◆ WHAT YOU SHOULD DO
Exactly as written, retype the lines that run from the line holding "Output a JSON" through the end of the records below. Do not include pictures.

┌──

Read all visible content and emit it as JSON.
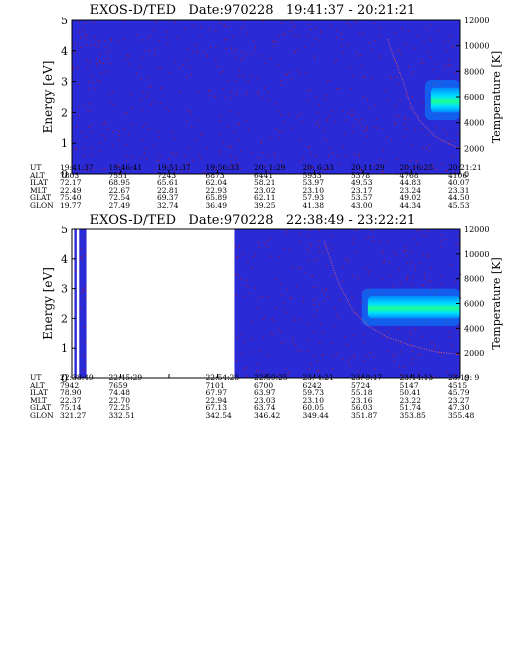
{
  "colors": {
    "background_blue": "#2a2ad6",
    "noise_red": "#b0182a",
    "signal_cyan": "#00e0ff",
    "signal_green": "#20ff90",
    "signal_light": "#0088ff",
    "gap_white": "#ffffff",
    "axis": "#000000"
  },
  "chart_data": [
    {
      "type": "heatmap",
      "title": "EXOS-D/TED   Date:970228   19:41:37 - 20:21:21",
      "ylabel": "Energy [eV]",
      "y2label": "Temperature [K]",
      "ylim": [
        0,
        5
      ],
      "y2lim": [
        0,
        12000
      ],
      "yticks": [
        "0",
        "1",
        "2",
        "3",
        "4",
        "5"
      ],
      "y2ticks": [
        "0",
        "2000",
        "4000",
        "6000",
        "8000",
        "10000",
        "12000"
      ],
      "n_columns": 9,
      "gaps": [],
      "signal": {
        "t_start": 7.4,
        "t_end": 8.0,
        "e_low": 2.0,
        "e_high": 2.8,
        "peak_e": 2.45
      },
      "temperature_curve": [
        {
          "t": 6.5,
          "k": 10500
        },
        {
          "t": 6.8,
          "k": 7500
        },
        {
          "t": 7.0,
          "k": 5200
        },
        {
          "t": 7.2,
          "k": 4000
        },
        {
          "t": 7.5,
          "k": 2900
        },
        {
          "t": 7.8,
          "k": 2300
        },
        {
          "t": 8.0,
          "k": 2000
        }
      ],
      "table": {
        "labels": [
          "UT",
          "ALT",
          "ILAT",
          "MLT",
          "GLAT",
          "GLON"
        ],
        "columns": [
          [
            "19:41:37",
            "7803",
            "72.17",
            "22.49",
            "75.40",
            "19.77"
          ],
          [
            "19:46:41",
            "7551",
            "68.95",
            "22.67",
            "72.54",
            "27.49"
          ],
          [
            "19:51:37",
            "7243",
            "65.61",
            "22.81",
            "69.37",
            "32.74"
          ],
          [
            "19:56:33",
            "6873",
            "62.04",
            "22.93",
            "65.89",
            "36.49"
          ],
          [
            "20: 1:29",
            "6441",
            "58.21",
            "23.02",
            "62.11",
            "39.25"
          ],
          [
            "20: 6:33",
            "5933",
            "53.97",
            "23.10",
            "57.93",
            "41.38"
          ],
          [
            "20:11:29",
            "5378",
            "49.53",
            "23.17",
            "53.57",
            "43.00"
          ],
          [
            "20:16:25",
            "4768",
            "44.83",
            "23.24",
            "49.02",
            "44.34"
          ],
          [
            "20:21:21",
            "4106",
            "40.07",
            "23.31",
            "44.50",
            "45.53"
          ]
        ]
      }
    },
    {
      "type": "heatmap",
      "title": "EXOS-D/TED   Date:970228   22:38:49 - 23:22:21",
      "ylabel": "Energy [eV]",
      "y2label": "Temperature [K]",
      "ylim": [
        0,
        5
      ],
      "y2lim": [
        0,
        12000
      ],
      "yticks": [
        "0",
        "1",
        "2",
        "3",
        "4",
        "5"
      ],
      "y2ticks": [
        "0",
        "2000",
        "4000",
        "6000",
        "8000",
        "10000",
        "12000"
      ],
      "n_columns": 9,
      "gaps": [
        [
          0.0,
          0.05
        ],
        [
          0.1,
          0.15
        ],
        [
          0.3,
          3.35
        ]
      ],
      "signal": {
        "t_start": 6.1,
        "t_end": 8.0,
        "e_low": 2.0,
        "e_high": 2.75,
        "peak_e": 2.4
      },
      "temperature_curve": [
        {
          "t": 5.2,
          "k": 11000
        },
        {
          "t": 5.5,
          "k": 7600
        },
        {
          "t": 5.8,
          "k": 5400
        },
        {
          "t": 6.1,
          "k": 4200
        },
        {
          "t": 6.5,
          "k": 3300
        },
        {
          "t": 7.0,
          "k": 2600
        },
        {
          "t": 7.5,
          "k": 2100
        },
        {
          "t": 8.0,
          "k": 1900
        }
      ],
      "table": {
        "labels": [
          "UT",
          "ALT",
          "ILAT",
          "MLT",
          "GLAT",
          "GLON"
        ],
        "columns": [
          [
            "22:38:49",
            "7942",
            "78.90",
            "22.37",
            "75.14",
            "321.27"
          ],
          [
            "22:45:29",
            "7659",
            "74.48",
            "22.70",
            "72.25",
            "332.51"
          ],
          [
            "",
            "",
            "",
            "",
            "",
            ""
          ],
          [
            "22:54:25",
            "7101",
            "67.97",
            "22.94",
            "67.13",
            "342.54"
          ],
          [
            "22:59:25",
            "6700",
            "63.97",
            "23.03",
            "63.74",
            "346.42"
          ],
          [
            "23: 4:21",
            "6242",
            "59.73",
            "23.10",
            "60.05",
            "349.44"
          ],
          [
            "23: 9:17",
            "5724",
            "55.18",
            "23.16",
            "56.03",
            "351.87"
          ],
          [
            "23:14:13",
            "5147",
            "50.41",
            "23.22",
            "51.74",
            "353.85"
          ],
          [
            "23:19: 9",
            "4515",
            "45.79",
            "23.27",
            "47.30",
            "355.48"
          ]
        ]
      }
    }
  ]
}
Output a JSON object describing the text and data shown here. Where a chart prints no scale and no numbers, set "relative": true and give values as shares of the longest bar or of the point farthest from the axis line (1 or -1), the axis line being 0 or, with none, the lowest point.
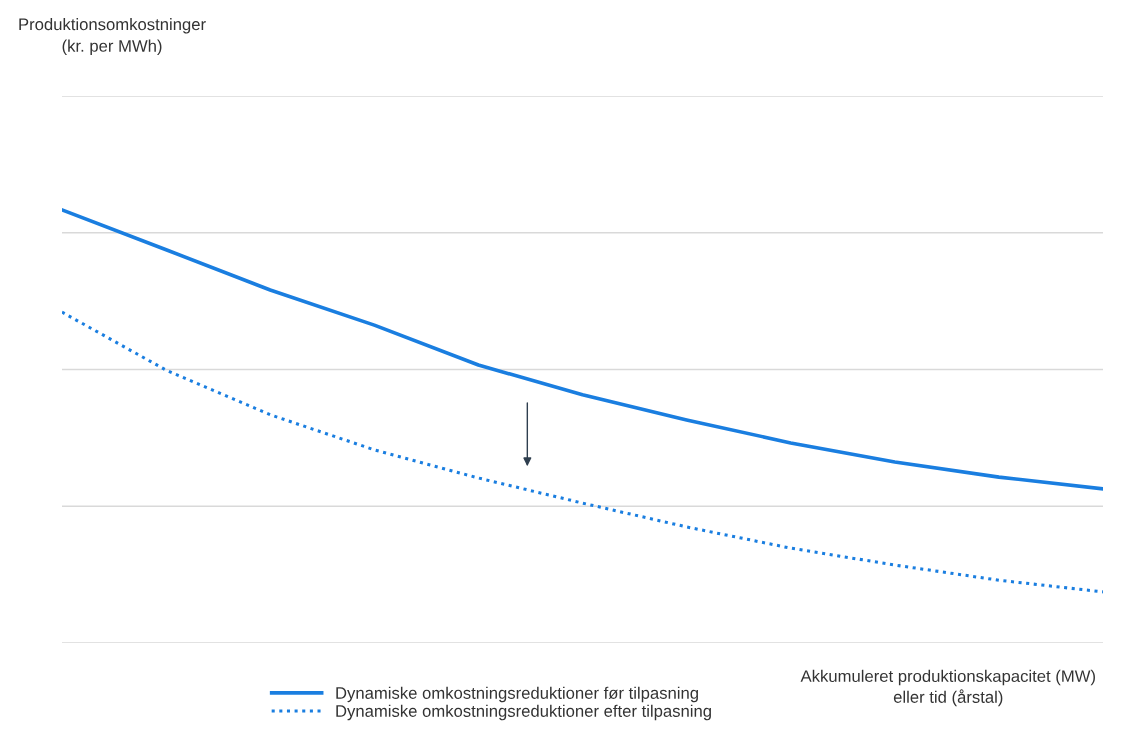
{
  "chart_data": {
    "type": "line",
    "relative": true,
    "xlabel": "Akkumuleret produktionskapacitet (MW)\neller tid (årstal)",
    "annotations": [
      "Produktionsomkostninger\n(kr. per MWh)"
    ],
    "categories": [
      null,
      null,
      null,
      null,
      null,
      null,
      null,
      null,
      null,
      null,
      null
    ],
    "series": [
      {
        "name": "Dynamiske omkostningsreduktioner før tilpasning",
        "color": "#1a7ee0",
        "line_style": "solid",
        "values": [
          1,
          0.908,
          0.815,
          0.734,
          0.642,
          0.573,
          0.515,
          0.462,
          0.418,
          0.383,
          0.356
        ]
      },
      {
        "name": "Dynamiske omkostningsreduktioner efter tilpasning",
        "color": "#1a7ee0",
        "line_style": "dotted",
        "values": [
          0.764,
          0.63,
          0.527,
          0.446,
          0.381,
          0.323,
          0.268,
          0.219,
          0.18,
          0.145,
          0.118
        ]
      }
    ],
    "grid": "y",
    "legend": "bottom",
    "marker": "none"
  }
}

└──

◆ RESULT
Output a JSON object describing the text and data shown here. Where a chart prints no scale and no numbers, set "relative": true and give values as shares of the longest bar or of the point farthest from the axis line (1 or -1), the axis line being 0 or, with none, the lowest point.
{
  "chart_data": {
    "type": "line",
    "relative": true,
    "xlabel": "Akkumuleret produktionskapacitet (MW)\neller tid (årstal)",
    "annotations": [
      "Produktionsomkostninger\n(kr. per MWh)"
    ],
    "categories": [
      null,
      null,
      null,
      null,
      null,
      null,
      null,
      null,
      null,
      null,
      null
    ],
    "series": [
      {
        "name": "Dynamiske omkostningsreduktioner før tilpasning",
        "color": "#1a7ee0",
        "line_style": "solid",
        "values": [
          1,
          0.908,
          0.815,
          0.734,
          0.642,
          0.573,
          0.515,
          0.462,
          0.418,
          0.383,
          0.356
        ]
      },
      {
        "name": "Dynamiske omkostningsreduktioner efter tilpasning",
        "color": "#1a7ee0",
        "line_style": "dotted",
        "values": [
          0.764,
          0.63,
          0.527,
          0.446,
          0.381,
          0.323,
          0.268,
          0.219,
          0.18,
          0.145,
          0.118
        ]
      }
    ],
    "grid": "y",
    "legend": "bottom",
    "marker": "none"
  }
}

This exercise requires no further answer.